■ Required work
Identify every line containing the word "предоставляется" and reproduce each one.

■ The records
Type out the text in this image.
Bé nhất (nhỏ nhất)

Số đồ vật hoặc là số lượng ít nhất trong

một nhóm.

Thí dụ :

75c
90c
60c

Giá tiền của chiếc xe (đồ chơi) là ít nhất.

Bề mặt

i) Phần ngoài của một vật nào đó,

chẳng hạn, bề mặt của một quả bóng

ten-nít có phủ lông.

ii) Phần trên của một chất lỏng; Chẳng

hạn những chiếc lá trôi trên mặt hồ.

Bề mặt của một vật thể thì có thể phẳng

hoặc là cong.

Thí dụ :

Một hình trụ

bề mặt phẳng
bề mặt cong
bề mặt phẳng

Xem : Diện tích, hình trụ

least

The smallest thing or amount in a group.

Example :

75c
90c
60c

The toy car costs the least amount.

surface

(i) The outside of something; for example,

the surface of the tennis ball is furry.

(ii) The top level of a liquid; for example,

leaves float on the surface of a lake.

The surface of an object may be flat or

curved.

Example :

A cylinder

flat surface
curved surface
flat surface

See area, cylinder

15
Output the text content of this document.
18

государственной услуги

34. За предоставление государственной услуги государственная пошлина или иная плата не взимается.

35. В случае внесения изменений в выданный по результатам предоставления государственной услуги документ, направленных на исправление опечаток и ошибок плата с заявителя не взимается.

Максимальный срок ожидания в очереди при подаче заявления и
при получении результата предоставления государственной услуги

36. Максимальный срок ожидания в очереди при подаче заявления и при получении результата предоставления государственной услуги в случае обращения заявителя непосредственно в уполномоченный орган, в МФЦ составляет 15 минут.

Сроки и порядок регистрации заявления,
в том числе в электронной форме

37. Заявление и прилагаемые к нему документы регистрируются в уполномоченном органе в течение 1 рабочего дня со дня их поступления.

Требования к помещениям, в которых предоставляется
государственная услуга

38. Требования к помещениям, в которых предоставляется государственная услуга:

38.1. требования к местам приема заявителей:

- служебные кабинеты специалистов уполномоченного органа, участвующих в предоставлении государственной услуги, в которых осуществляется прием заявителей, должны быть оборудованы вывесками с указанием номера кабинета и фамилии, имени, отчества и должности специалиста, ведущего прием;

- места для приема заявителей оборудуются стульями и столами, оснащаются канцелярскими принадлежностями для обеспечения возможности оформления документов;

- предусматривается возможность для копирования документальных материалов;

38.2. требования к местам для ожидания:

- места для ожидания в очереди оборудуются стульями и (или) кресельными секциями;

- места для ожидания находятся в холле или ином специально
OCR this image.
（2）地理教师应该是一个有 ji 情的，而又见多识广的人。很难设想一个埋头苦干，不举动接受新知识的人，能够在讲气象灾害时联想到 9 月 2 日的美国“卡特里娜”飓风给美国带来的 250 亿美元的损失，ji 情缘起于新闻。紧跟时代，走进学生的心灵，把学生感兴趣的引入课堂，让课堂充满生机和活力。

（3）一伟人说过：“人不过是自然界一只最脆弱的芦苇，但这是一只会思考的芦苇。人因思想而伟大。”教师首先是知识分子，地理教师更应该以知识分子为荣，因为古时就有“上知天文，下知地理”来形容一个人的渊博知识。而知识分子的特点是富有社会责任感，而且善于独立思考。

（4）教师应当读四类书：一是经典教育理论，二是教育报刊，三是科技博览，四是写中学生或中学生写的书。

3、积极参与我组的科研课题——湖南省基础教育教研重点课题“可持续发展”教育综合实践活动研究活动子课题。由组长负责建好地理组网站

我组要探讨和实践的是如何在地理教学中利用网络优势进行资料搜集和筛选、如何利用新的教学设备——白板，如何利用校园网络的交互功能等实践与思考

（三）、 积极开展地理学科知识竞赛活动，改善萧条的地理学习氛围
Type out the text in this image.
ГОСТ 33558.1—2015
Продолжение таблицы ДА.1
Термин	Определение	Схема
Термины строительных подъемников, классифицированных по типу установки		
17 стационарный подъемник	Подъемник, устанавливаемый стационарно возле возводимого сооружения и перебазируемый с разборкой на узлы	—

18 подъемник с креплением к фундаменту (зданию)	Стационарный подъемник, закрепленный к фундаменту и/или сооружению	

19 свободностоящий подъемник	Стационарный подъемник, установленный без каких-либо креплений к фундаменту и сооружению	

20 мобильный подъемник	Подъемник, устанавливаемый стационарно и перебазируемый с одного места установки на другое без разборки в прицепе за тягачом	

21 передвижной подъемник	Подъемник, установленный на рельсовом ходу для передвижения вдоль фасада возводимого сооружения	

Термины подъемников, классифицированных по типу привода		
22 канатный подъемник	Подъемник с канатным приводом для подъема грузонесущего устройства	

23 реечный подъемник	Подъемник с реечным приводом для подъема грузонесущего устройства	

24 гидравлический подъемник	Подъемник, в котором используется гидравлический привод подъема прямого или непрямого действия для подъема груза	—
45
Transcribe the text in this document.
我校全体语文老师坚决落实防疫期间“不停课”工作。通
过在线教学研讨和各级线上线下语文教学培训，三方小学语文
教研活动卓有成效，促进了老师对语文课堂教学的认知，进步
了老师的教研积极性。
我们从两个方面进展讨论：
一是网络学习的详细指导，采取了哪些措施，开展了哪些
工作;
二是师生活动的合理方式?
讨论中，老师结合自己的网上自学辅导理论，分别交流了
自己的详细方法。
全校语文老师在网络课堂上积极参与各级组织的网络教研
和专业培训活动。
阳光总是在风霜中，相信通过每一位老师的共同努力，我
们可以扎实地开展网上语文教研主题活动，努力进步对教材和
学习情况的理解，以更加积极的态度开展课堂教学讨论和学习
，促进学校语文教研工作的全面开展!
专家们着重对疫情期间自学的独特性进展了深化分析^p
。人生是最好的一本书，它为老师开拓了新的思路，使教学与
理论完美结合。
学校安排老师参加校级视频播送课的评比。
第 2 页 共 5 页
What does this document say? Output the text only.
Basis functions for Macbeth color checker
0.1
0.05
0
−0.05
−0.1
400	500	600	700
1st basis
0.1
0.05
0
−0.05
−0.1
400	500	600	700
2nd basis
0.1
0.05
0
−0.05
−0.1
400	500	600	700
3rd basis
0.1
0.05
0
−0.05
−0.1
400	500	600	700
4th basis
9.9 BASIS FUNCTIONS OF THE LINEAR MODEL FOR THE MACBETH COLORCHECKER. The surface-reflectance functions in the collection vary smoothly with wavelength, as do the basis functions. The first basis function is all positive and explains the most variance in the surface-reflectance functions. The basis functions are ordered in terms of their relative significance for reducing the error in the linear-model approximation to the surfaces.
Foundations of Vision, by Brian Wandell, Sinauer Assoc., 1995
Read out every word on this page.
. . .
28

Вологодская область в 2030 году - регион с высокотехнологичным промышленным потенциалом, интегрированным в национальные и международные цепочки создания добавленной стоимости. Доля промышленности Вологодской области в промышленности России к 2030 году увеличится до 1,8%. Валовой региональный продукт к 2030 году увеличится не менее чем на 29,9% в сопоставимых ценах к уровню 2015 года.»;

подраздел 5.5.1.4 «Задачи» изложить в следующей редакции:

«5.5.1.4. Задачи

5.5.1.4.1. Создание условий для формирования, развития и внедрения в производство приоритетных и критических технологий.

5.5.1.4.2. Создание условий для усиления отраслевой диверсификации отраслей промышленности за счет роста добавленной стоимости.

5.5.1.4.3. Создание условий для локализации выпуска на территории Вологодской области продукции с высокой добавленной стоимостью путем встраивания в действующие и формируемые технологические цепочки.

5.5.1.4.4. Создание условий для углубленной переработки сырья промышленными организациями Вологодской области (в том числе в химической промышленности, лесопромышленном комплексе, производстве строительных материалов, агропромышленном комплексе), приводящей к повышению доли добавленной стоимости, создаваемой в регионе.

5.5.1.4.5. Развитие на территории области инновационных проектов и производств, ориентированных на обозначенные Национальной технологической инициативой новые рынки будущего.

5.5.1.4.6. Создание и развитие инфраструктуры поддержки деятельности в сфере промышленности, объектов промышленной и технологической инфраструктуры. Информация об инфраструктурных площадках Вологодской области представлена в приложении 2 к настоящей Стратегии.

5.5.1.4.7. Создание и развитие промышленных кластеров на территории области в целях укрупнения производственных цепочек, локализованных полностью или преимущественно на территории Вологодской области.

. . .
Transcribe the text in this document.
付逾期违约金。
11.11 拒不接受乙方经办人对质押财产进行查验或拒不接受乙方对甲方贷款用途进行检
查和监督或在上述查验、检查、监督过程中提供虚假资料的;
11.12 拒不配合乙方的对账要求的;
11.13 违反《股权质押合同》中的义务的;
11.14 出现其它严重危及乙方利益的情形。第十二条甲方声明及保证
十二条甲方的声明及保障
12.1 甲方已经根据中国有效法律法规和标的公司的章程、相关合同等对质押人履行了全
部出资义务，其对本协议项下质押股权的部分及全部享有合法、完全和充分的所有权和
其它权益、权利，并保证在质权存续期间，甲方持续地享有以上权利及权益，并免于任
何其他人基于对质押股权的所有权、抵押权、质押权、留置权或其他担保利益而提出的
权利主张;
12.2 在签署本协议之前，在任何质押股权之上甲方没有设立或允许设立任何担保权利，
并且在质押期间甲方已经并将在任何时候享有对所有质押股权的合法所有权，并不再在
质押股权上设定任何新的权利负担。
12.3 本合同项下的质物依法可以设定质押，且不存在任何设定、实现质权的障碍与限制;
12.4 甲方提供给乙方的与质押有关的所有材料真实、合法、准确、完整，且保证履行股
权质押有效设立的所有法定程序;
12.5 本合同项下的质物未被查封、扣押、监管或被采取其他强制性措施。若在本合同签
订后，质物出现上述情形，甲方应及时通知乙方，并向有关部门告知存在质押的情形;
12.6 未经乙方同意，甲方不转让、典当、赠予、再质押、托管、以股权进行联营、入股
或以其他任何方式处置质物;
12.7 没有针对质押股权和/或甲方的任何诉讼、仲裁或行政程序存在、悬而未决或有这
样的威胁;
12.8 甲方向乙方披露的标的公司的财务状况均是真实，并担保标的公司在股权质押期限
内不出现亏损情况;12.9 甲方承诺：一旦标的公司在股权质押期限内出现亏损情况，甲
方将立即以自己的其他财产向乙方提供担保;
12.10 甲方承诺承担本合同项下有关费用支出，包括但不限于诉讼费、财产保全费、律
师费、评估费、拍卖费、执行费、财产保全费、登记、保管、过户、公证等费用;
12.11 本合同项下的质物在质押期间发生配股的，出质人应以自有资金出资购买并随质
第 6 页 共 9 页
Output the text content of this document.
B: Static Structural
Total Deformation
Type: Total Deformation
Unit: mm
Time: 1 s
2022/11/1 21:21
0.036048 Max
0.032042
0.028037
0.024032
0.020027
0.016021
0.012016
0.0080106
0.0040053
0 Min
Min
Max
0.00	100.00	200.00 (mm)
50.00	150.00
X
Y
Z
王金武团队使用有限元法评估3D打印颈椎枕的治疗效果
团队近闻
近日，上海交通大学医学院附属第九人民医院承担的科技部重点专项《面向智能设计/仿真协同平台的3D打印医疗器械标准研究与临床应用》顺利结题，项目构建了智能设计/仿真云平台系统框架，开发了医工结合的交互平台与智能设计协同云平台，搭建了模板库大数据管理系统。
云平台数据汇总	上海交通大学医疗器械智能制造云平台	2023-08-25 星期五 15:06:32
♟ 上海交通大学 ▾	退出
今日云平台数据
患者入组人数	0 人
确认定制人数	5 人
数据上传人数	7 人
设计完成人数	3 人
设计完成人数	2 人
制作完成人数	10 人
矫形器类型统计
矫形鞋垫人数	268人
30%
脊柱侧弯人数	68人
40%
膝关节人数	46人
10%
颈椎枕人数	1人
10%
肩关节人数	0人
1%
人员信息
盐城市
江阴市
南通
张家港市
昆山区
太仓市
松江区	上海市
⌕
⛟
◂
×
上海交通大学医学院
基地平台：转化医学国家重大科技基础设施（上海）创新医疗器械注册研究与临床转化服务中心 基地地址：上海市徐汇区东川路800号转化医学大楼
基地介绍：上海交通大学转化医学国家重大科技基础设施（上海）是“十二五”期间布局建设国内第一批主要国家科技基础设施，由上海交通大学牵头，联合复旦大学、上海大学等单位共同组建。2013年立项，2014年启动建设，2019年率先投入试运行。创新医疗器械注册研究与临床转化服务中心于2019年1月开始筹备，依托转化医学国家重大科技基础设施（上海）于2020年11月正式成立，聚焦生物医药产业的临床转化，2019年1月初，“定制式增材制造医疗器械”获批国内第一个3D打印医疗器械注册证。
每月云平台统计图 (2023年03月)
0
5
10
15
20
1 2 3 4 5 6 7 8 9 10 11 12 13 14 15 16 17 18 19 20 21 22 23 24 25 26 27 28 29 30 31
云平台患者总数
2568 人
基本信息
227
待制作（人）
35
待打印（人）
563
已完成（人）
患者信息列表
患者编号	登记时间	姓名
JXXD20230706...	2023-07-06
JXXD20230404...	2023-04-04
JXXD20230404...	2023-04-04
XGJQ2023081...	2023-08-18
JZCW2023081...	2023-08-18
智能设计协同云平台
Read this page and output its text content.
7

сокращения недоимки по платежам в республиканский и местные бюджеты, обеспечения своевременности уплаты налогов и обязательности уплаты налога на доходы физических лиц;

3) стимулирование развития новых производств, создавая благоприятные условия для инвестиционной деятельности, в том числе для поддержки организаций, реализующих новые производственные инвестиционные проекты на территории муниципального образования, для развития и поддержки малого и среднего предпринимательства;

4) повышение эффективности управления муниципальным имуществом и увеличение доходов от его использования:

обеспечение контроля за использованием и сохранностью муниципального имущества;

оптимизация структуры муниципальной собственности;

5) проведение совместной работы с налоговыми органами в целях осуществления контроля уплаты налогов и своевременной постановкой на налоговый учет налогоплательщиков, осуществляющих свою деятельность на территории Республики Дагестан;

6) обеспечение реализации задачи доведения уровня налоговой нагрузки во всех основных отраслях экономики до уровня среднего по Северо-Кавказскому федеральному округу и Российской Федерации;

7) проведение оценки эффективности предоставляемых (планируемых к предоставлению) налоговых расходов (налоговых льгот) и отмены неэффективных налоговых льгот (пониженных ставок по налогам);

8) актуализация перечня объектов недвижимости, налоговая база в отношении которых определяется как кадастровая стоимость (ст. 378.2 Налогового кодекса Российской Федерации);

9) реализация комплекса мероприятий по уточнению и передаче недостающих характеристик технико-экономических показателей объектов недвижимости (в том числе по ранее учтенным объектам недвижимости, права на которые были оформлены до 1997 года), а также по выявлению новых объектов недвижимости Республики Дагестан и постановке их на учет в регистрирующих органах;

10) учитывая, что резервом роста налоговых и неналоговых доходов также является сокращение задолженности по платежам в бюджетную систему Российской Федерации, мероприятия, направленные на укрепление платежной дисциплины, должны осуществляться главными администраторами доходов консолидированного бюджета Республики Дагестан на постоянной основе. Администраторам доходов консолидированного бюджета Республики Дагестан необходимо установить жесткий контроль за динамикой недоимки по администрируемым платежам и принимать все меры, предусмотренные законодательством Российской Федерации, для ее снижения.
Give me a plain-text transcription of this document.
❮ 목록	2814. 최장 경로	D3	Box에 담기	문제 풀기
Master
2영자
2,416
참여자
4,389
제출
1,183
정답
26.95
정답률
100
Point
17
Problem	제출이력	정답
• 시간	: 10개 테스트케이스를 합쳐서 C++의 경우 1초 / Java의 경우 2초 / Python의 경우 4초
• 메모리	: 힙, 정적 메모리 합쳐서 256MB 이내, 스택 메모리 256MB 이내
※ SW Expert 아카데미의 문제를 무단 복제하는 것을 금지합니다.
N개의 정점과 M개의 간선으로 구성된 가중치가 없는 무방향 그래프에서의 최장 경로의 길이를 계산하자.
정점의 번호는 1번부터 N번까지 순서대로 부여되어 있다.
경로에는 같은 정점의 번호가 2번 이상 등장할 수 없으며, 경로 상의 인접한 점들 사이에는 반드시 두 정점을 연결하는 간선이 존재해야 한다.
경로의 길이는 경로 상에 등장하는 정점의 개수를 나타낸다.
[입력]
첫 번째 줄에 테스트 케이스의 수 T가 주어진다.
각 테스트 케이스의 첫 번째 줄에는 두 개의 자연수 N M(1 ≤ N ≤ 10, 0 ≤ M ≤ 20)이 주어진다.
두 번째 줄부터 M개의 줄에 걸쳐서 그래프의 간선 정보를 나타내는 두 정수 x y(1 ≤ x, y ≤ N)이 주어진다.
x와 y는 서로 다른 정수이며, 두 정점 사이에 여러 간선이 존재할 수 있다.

■ Answer to the task
Требования к помещениям, в которых предоставляется
38. Требования к помещениям, в которых предоставляется государственная услуга:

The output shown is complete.